## begin Task inputs

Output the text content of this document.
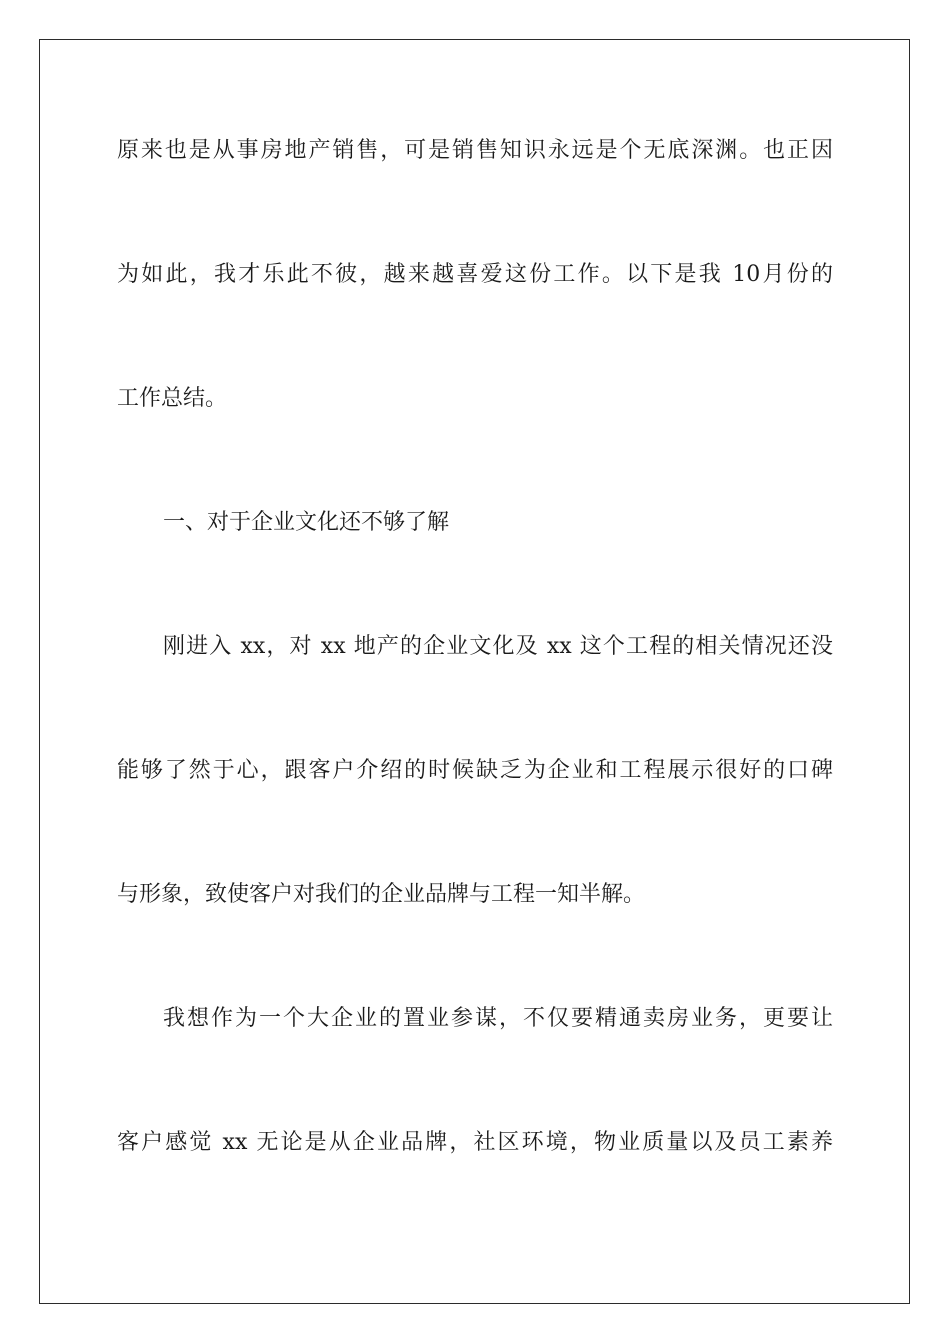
原来也是从事房地产销售，可是销售知识永远是个无底深渊。也正因

为如此，我才乐此不彼，越来越喜爱这份工作。以下是我 10月份的

工作总结。

一、对于企业文化还不够了解

刚进入 xx，对 xx 地产的企业文化及 xx 这个工程的相关情况还没

能够了然于心，跟客户介绍的时候缺乏为企业和工程展示很好的口碑

与形象，致使客户对我们的企业品牌与工程一知半解。

我想作为一个大企业的置业参谋，不仅要精通卖房业务，更要让

客户感觉 xx 无论是从企业品牌，社区环境，物业质量以及员工素养
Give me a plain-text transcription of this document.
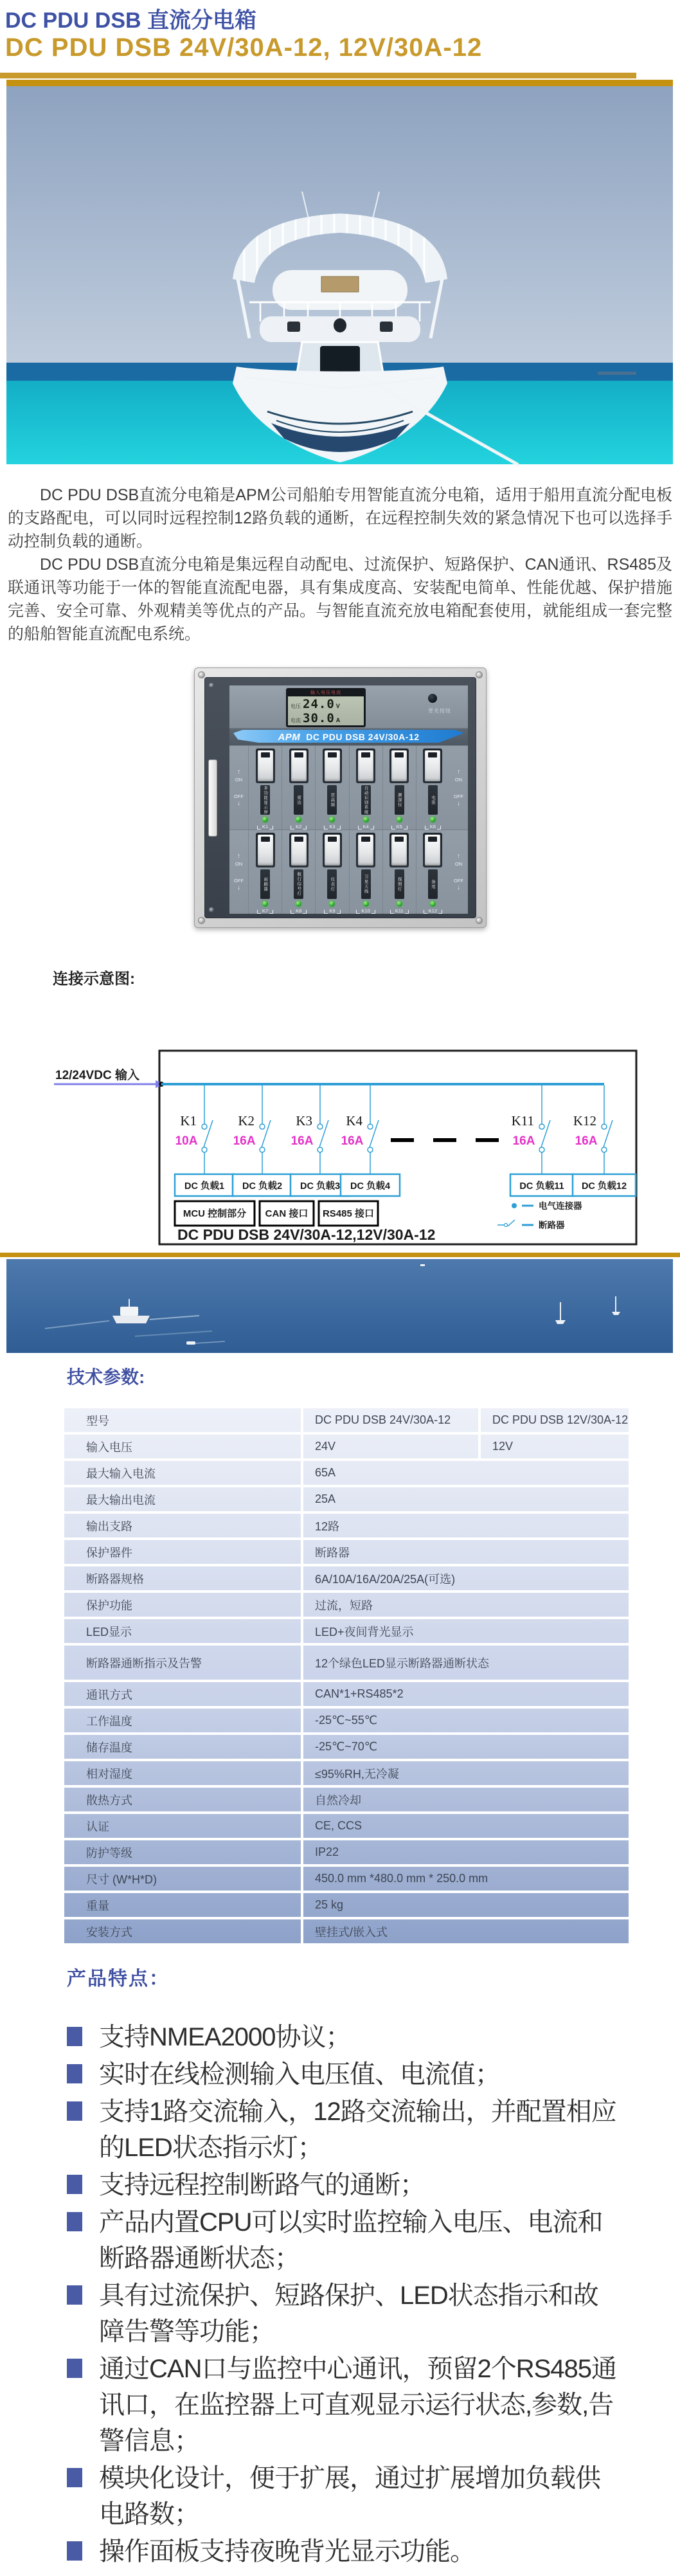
DC PDU DSB 直流分电箱
DC PDU DSB 24V/30A-12, 12V/30A-12

DC PDU DSB直流分电箱是APM公司船舶专用智能直流分电箱，适用于船用直流分配电板的支路配电，可以同时远程控制12路负载的通断，在远程控制失效的紧急情况下也可以选择手动控制负载的通断。

DC PDU DSB直流分电箱是集远程自动配电、过流保护、短路保护、CAN通讯、RS485及联通讯等功能于一体的智能直流配电器，具有集成度高、安装配电简单、性能优越、保护措施完善、安全可靠、外观精美等优点的产品。与智能直流充放电箱配套使用，就能组成一套完整的船舶智能直流配电系统。

输入电压电流
电压 24.0 V
电流 30.0 A
背光按钮
APM DC PDU DSB 24V/30A-12
↑
ON
OFF
↓	多功能显示屏
K1
雷达
K2
甚高频
K3
自动识别系统
K4
测深仪
K5
电笛
K6
↑
ON
OFF
↓
↑
ON
OFF
↓	雨刷器
K7
航行信号灯
K8
仪表灯
K9
卫星天线
K10
探照灯
K11
备用
K12
↑
ON
OFF
↓
连接示意图:
12/24VDC 输入
K1
10A
DC 负载1
K2
16A
DC 负载2
K3
16A
DC 负载3
K4
16A
DC 负载4
K11
16A
DC 负载11
K12
16A
DC 负载12
MCU 控制部分 CAN 接口 RS485 接口
DC PDU DSB 24V/30A-12,12V/30A-12
电气连接器
断路器
技术参数:
型号	DC PDU DSB 24V/30A-12	DC PDU DSB 12V/30A-12
输入电压	24V	12V
最大输入电流	65A
最大输出电流	25A
输出支路	12路
保护器件	断路器
断路器规格	6A/10A/16A/20A/25A(可选)
保护功能	过流，短路
LED显示	LED+夜间背光显示
断路器通断指示及告警	12个绿色LED显示断路器通断状态
通讯方式	CAN*1+RS485*2
工作温度	-25℃~55℃
储存温度	-25℃~70℃
相对湿度	≤95%RH,无冷凝
散热方式	自然冷却
认证	CE, CCS
防护等级	IP22
尺寸 (W*H*D)	450.0 mm *480.0 mm * 250.0 mm
重量	25 kg
安装方式	壁挂式/嵌入式
产品特点：
支持NMEA2000协议；
实时在线检测输入电压值、电流值；
支持1路交流输入，12路交流输出，并配置相应的LED状态指示灯；
支持远程控制断路气的通断；
产品内置CPU可以实时监控输入电压、电流和断路器通断状态；
具有过流保护、短路保护、LED状态指示和故障告警等功能；
通过CAN口与监控中心通讯，预留2个RS485通讯口，在监控器上可直观显示运行状态,参数,告警信息；
模块化设计，便于扩展，通过扩展增加负载供电路数；
操作面板支持夜晚背光显示功能。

## end Task inputs

* The task: Print all of the entries word for word. Skip any images they contain.

* Correct response:
Output the text content of this document.
原来也是从事房地产销售，可是销售知识永远是个无底深渊。也正因

为如此，我才乐此不彼，越来越喜爱这份工作。以下是我 10月份的

工作总结。

一、对于企业文化还不够了解

刚进入 xx，对 xx 地产的企业文化及 xx 这个工程的相关情况还没

能够了然于心，跟客户介绍的时候缺乏为企业和工程展示很好的口碑

与形象，致使客户对我们的企业品牌与工程一知半解。

我想作为一个大企业的置业参谋，不仅要精通卖房业务，更要让

客户感觉 xx 无论是从企业品牌，社区环境，物业质量以及员工素养
Give me a plain-text transcription of this document.
DC PDU DSB 直流分电箱
DC PDU DSB 24V/30A-12, 12V/30A-12

DC PDU DSB直流分电箱是APM公司船舶专用智能直流分电箱，适用于船用直流分配电板的支路配电，可以同时远程控制12路负载的通断，在远程控制失效的紧急情况下也可以选择手动控制负载的通断。

DC PDU DSB直流分电箱是集远程自动配电、过流保护、短路保护、CAN通讯、RS485及联通讯等功能于一体的智能直流配电器，具有集成度高、安装配电简单、性能优越、保护措施完善、安全可靠、外观精美等优点的产品。与智能直流充放电箱配套使用，就能组成一套完整的船舶智能直流配电系统。

输入电压电流
电压 24.0 V
电流 30.0 A
背光按钮
APM DC PDU DSB 24V/30A-12
↑
ON
OFF
↓	多功能显示屏
K1
雷达
K2
甚高频
K3
自动识别系统
K4
测深仪
K5
电笛
K6
↑
ON
OFF
↓
↑
ON
OFF
↓	雨刷器
K7
航行信号灯
K8
仪表灯
K9
卫星天线
K10
探照灯
K11
备用
K12
↑
ON
OFF
↓
连接示意图:
12/24VDC 输入
K1
10A
DC 负载1
K2
16A
DC 负载2
K3
16A
DC 负载3
K4
16A
DC 负载4
K11
16A
DC 负载11
K12
16A
DC 负载12
MCU 控制部分 CAN 接口 RS485 接口
DC PDU DSB 24V/30A-12,12V/30A-12
电气连接器
断路器
技术参数:
型号	DC PDU DSB 24V/30A-12	DC PDU DSB 12V/30A-12
输入电压	24V	12V
最大输入电流	65A
最大输出电流	25A
输出支路	12路
保护器件	断路器
断路器规格	6A/10A/16A/20A/25A(可选)
保护功能	过流，短路
LED显示	LED+夜间背光显示
断路器通断指示及告警	12个绿色LED显示断路器通断状态
通讯方式	CAN*1+RS485*2
工作温度	-25℃~55℃
储存温度	-25℃~70℃
相对湿度	≤95%RH,无冷凝
散热方式	自然冷却
认证	CE, CCS
防护等级	IP22
尺寸 (W*H*D)	450.0 mm *480.0 mm * 250.0 mm
重量	25 kg
安装方式	壁挂式/嵌入式
产品特点：
支持NMEA2000协议；
实时在线检测输入电压值、电流值；
支持1路交流输入，12路交流输出，并配置相应的LED状态指示灯；
支持远程控制断路气的通断；
产品内置CPU可以实时监控输入电压、电流和断路器通断状态；
具有过流保护、短路保护、LED状态指示和故障告警等功能；
通过CAN口与监控中心通讯，预留2个RS485通讯口，在监控器上可直观显示运行状态,参数,告警信息；
模块化设计，便于扩展，通过扩展增加负载供电路数；
操作面板支持夜晚背光显示功能。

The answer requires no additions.